> **Consegna a**: Riporta senza modifiche le righe del materiale fornito, partendo dalla prima e arrivando fino a quella che contiene "in th… [255,539,775,602]", incluse entrambe.

A proposito dell’eruzione, Luigi Palmieri, direttore dell’Osservatorio Vesuviano nella seconda metà dell’Ottocento, riferisce: “In quest’incendio, che fu oltremodo strepitoso, per copia di fumo, di cenere (nera) e di pietre incandescenti spinte a considerevoli altezze, e per boati e muggiti che atterrivano gli abitanti dei circonvicini paesi, da obbligarli a fuggire (verso Napoli) per lo spavento, non pare che siasi avute lavi fluenti. Il fumo con la cenere e coi proiettili assunse la non insolita forma di pino, che si elevava a grandi altezze [4500 m, secondo autori come Alfano e Antonio Parascandola], e numerose folgori guizzavano in mezzo ai globi di densissimo fumo” (Figura 5). Ci furono danni, come i tetti sfondati dal peso della cenere e delle scorie accumulate ad Ottaviano, Palma Campania e Lauro. Alla fine dell’eruzione fu emessa cenere “bianca come la neve”, che padre Zupo interpretò come efflorescenze saline, ma che invece era costituita da frammenti di leucite. Proprio in questa ultima fase eruttiva accadde un fatto curioso: assieme alla cenere caddero dei piccoli detriti crociformi.

Fig.-05-Vesuvio-1660.jpeg?resize=1024%2C Figura 5 – Eruzione del Vesuvio del 1660 da una incisione di Antonio De Fer.

Ma cosa sono queste “croci”? Parascandola, citando un rarissimo lavoro di padre Giambattista (Giovanni Battista) Zupo del 1661, riporta: “Pochi giorni dopo l’eruzione del Vesuvio del 3 luglio 1660 ebbe luogo un fenomeno forse non verificatosi mai prima di tale epoca … fino al presente. Apparvero delle croci sulle vestamenta; e tale fenomeno generò non poca maraviglia  Comparvero doppo l’incendio del Vesuvio alcune Stelle, ovvero Croci sui pannilini, come sono maniche di camicia, in particolare delle donne, che le tengono più esposte all’aria, grembiali o faldiglie delle medesime, veli di testa delle monache, lenzuoli, massime nelle parti, che pendono fuori delle coltrici, collari de’ putti, tovaglie d’Altari, cotte di Chierici, camici, e simili  La loro forma … è varia; l’ordinaria è di una croce a due traverse che nell’intersezione s’ingrossano alquanto e poi nel fine s’aguzzano. Alcune sono sottili e perfette, altre grosse a guisa di macchie, alcune lunghe tre dita, altre mediocri, altre assai picciole; alcune in un lungo traverso ne congiungono due a guisa di caravacche, altre hanno tre sole braccia, altre un solo traverso …” (Figure 6, 7 e 8).

Fig.-06-da-Zupo.jpeg?resize=1170%2C812&s Figura 6 – Illustrazione a stampa delle croci dal testo di Padre Zupo del 1661.

La Figura 6 mostra i vari tipi di macchie crociformi apparse nel 1660; in alto è raffigurato il passaggio della cometa Hevelius su Napoli il 6 febbraio 1661 (mesi dopo l’eruzione). Pur spiegando che si trattava di un fenomeno naturale, Zupo insinuava nei lettori il dubbio che potesse trattarsi di un prodigio. Calà lo rappresentò come un fenomeno soprannaturale .

> **Materiale fornito**:

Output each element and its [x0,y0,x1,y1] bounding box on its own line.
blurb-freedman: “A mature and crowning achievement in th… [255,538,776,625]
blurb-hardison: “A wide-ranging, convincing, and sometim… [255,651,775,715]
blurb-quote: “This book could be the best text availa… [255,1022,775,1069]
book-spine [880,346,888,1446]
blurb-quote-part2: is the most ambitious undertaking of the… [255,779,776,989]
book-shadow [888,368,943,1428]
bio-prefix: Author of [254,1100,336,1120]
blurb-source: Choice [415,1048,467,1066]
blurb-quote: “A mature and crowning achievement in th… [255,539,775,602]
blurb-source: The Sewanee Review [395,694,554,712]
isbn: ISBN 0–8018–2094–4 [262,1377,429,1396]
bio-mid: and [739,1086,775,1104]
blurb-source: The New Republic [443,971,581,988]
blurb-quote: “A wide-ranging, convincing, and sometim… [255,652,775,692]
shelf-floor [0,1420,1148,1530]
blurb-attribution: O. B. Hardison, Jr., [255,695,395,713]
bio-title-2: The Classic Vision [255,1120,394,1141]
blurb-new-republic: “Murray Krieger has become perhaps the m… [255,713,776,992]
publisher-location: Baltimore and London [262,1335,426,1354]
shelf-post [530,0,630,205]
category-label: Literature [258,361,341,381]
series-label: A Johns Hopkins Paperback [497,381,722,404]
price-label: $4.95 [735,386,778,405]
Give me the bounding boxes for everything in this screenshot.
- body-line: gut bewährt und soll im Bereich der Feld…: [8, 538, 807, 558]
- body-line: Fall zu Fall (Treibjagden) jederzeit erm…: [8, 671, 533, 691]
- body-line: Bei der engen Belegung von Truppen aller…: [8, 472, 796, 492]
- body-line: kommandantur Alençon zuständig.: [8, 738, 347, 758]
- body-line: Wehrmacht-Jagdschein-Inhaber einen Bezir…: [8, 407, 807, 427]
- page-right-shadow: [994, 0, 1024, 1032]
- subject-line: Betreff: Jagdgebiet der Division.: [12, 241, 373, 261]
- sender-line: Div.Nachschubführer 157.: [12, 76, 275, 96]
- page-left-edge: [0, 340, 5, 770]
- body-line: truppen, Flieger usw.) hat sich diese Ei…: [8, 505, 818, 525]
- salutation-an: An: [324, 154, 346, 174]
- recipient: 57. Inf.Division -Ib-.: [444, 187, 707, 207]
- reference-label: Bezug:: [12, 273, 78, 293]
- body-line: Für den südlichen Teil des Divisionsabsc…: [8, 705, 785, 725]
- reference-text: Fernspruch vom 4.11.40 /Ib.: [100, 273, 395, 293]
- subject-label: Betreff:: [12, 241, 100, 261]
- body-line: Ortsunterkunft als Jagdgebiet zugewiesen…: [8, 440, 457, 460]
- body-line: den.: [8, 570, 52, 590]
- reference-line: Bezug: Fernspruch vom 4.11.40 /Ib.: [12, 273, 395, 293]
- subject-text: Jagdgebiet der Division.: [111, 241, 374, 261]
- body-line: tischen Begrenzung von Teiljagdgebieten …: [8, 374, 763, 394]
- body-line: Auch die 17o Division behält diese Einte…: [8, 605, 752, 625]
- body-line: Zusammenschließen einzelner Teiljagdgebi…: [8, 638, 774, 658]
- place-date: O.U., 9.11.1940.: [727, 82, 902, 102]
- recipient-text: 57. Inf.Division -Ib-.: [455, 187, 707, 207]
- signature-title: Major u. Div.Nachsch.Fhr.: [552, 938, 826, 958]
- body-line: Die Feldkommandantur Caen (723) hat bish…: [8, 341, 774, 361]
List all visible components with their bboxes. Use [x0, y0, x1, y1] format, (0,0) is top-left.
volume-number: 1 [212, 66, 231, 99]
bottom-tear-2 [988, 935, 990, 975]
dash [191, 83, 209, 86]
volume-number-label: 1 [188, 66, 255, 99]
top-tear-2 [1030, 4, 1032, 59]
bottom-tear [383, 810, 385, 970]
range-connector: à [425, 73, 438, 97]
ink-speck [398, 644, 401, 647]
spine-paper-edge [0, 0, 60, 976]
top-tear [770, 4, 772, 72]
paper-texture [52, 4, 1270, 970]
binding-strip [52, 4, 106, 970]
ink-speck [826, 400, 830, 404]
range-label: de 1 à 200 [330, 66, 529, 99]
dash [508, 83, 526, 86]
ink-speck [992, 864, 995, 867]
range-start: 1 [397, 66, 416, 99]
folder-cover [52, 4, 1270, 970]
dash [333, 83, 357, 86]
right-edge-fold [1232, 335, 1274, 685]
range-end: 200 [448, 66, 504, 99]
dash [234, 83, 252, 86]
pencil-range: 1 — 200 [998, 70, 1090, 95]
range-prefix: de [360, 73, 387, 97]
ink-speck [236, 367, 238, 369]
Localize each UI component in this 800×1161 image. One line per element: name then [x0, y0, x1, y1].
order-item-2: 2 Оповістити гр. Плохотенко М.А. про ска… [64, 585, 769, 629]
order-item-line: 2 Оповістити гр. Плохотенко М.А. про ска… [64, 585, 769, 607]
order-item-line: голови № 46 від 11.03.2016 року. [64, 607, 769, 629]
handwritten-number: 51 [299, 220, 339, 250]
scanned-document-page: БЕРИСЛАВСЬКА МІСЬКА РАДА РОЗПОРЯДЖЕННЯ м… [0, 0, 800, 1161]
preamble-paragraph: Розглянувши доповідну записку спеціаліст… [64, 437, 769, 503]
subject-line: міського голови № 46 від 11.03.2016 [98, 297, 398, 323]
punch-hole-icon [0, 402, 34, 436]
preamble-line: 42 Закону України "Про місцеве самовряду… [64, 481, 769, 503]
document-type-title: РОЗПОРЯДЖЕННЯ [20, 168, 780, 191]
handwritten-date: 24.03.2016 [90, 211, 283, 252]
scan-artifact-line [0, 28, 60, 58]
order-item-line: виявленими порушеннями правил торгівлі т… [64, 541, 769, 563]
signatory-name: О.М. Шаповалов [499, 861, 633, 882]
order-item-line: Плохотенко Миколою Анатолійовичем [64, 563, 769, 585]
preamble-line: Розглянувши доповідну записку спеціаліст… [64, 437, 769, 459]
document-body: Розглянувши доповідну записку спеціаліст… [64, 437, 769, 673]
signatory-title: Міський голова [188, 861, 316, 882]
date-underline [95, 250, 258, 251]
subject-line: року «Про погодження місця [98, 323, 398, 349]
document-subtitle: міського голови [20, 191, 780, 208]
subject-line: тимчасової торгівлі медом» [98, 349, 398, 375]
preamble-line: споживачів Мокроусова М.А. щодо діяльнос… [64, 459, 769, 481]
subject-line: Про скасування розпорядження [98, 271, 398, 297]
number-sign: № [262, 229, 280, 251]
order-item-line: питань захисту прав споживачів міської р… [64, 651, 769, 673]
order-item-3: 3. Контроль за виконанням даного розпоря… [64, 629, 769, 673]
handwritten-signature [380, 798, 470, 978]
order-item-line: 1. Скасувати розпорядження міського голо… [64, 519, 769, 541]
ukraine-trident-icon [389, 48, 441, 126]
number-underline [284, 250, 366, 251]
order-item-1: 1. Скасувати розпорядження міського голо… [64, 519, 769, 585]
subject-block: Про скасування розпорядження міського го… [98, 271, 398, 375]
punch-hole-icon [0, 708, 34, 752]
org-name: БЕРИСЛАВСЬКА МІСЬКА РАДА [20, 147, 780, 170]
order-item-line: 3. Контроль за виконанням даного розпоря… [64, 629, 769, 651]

> **Consegna b**: Riscrivi il passo del testo sull'eruzione del Vesuvio che comincia con "La Figura 6" e finisce con "fenomeno soprannaturale .", mettendo "miracolo" al posto di "prodigio".

> **Risposta corretta a**:
Output each element and its [x0,y0,x1,y1] bounding box on its own line.
blurb-freedman: “A mature and crowning achievement in th… [255,538,776,625]
blurb-hardison: “A wide-ranging, convincing, and sometim… [255,651,775,715]
blurb-quote: “This book could be the best text availa… [255,1022,775,1069]
book-spine [880,346,888,1446]
blurb-quote-part2: is the most ambitious undertaking of the… [255,779,776,989]
book-shadow [888,368,943,1428]
bio-prefix: Author of [254,1100,336,1120]
blurb-source: Choice [415,1048,467,1066]
blurb-quote: “A mature and crowning achievement in th… [255,539,775,602]

> **Risposta corretta b**:
La Figura 6 mostra i vari tipi di macchie crociformi apparse nel 1660; in alto è raffigurato il passaggio della cometa Hevelius su Napoli il 6 febbraio 1661 (mesi dopo l’eruzione). Pur spiegando che si trattava di un fenomeno naturale, Zupo insinuava nei lettori il dubbio che potesse trattarsi di un miracolo. Calà lo rappresentò come un fenomeno soprannaturale .